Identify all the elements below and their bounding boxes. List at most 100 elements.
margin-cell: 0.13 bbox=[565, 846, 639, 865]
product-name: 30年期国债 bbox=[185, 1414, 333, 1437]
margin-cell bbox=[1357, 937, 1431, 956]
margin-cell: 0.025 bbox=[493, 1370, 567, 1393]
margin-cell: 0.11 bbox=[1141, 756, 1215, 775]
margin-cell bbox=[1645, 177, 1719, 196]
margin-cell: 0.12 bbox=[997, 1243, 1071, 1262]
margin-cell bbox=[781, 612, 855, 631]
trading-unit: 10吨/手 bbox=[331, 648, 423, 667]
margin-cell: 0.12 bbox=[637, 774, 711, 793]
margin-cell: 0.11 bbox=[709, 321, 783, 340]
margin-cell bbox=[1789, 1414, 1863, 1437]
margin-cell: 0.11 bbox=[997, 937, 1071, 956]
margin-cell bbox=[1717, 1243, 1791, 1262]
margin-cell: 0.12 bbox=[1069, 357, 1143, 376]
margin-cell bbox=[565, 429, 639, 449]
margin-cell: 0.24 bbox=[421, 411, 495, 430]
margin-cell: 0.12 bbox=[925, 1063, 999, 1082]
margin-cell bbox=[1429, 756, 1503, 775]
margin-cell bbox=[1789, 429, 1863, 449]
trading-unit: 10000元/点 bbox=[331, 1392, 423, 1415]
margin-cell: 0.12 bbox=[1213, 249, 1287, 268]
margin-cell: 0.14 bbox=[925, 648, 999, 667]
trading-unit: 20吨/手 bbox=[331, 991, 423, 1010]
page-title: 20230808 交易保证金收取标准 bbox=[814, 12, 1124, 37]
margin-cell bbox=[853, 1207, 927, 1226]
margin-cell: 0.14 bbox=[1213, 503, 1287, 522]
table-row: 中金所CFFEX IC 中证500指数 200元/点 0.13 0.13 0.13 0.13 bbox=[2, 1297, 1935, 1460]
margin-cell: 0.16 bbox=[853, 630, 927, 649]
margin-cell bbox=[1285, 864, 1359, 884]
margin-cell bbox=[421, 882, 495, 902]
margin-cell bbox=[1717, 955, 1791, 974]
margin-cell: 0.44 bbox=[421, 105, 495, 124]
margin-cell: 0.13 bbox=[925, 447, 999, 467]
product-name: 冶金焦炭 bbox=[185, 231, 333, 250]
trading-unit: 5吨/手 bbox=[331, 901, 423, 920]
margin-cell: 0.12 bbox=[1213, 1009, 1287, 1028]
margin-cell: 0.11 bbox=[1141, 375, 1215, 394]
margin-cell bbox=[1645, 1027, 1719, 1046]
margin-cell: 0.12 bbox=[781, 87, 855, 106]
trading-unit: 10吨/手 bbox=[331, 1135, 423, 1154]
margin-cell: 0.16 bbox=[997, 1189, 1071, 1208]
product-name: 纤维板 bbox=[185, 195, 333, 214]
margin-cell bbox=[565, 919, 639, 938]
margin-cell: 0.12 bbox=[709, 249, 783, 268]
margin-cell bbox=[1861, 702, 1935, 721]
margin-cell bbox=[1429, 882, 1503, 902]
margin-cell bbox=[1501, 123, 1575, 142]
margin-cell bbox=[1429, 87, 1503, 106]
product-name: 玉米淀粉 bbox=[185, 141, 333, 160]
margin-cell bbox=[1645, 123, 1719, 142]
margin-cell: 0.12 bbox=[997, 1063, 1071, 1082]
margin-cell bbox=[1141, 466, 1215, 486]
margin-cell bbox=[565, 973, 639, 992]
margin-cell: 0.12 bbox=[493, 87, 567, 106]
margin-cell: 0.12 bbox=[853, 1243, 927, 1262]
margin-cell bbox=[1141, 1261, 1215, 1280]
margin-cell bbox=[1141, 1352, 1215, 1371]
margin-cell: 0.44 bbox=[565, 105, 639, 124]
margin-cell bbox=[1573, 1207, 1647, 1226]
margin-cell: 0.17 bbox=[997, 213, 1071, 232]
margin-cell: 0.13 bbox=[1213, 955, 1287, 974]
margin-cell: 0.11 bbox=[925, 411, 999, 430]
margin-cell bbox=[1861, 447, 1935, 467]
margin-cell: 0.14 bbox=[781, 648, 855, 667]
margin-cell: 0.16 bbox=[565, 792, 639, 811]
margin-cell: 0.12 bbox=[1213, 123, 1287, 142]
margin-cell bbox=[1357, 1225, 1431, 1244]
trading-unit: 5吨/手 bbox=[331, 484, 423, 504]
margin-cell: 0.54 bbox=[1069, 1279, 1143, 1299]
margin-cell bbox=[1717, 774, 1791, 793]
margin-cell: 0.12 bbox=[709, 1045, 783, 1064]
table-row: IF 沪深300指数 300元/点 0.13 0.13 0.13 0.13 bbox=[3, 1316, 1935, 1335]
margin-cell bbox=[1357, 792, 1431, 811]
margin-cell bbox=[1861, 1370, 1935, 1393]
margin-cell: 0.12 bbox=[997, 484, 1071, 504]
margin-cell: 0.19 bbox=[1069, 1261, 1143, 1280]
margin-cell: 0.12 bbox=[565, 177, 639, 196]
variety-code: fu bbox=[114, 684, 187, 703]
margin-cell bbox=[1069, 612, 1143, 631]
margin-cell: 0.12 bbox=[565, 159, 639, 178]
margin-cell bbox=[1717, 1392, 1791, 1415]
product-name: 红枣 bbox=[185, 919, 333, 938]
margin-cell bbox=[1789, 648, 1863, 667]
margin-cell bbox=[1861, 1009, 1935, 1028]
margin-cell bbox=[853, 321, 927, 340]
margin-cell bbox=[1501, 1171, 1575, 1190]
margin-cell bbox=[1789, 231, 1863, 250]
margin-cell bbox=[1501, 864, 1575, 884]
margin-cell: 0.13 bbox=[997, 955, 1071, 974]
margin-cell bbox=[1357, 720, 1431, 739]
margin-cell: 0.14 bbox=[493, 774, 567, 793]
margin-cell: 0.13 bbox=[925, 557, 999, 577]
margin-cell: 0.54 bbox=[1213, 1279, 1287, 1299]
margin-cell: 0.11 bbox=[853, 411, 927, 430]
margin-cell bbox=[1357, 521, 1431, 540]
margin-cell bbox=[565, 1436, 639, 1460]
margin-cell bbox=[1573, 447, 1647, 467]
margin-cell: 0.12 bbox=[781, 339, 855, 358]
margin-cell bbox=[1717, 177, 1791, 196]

##########

# TASK BRIEF:
Reproduce the lines above, from the first one through the line containing "trading-unit: 10吨/手 bbox=[331, 1135, 423, 1154]", with "trading-unit" swapped for "contract-unit" and everything else left unchanged.

# THE SOLUTION:
Identify all the elements below and their bounding boxes. List at most 100 elements.
margin-cell: 0.13 bbox=[565, 846, 639, 865]
product-name: 30年期国债 bbox=[185, 1414, 333, 1437]
margin-cell bbox=[1357, 937, 1431, 956]
margin-cell: 0.025 bbox=[493, 1370, 567, 1393]
margin-cell: 0.11 bbox=[1141, 756, 1215, 775]
margin-cell bbox=[1645, 177, 1719, 196]
margin-cell: 0.12 bbox=[997, 1243, 1071, 1262]
margin-cell bbox=[781, 612, 855, 631]
contract-unit: 10吨/手 bbox=[331, 648, 423, 667]
margin-cell: 0.12 bbox=[637, 774, 711, 793]
margin-cell: 0.11 bbox=[709, 321, 783, 340]
margin-cell bbox=[1789, 1414, 1863, 1437]
margin-cell: 0.11 bbox=[997, 937, 1071, 956]
margin-cell bbox=[1717, 1243, 1791, 1262]
margin-cell: 0.12 bbox=[1069, 357, 1143, 376]
margin-cell bbox=[565, 429, 639, 449]
margin-cell: 0.24 bbox=[421, 411, 495, 430]
margin-cell: 0.12 bbox=[925, 1063, 999, 1082]
margin-cell bbox=[1429, 756, 1503, 775]
margin-cell bbox=[1789, 429, 1863, 449]
contract-unit: 10000元/点 bbox=[331, 1392, 423, 1415]
margin-cell: 0.12 bbox=[1213, 249, 1287, 268]
margin-cell: 0.14 bbox=[925, 648, 999, 667]
contract-unit: 20吨/手 bbox=[331, 991, 423, 1010]
page-title: 20230808 交易保证金收取标准 bbox=[814, 12, 1124, 37]
margin-cell bbox=[853, 1207, 927, 1226]
margin-cell: 0.14 bbox=[1213, 503, 1287, 522]
table-row: 中金所CFFEX IC 中证500指数 200元/点 0.13 0.13 0.13 0.13 bbox=[2, 1297, 1935, 1460]
margin-cell: 0.16 bbox=[853, 630, 927, 649]
margin-cell bbox=[1285, 864, 1359, 884]
margin-cell bbox=[421, 882, 495, 902]
margin-cell bbox=[1717, 955, 1791, 974]
margin-cell: 0.44 bbox=[421, 105, 495, 124]
margin-cell: 0.13 bbox=[925, 447, 999, 467]
product-name: 冶金焦炭 bbox=[185, 231, 333, 250]
contract-unit: 5吨/手 bbox=[331, 901, 423, 920]
margin-cell: 0.12 bbox=[1213, 1009, 1287, 1028]
margin-cell: 0.11 bbox=[1141, 375, 1215, 394]
margin-cell bbox=[1645, 1027, 1719, 1046]
margin-cell: 0.12 bbox=[781, 87, 855, 106]
contract-unit: 10吨/手 bbox=[331, 1135, 423, 1154]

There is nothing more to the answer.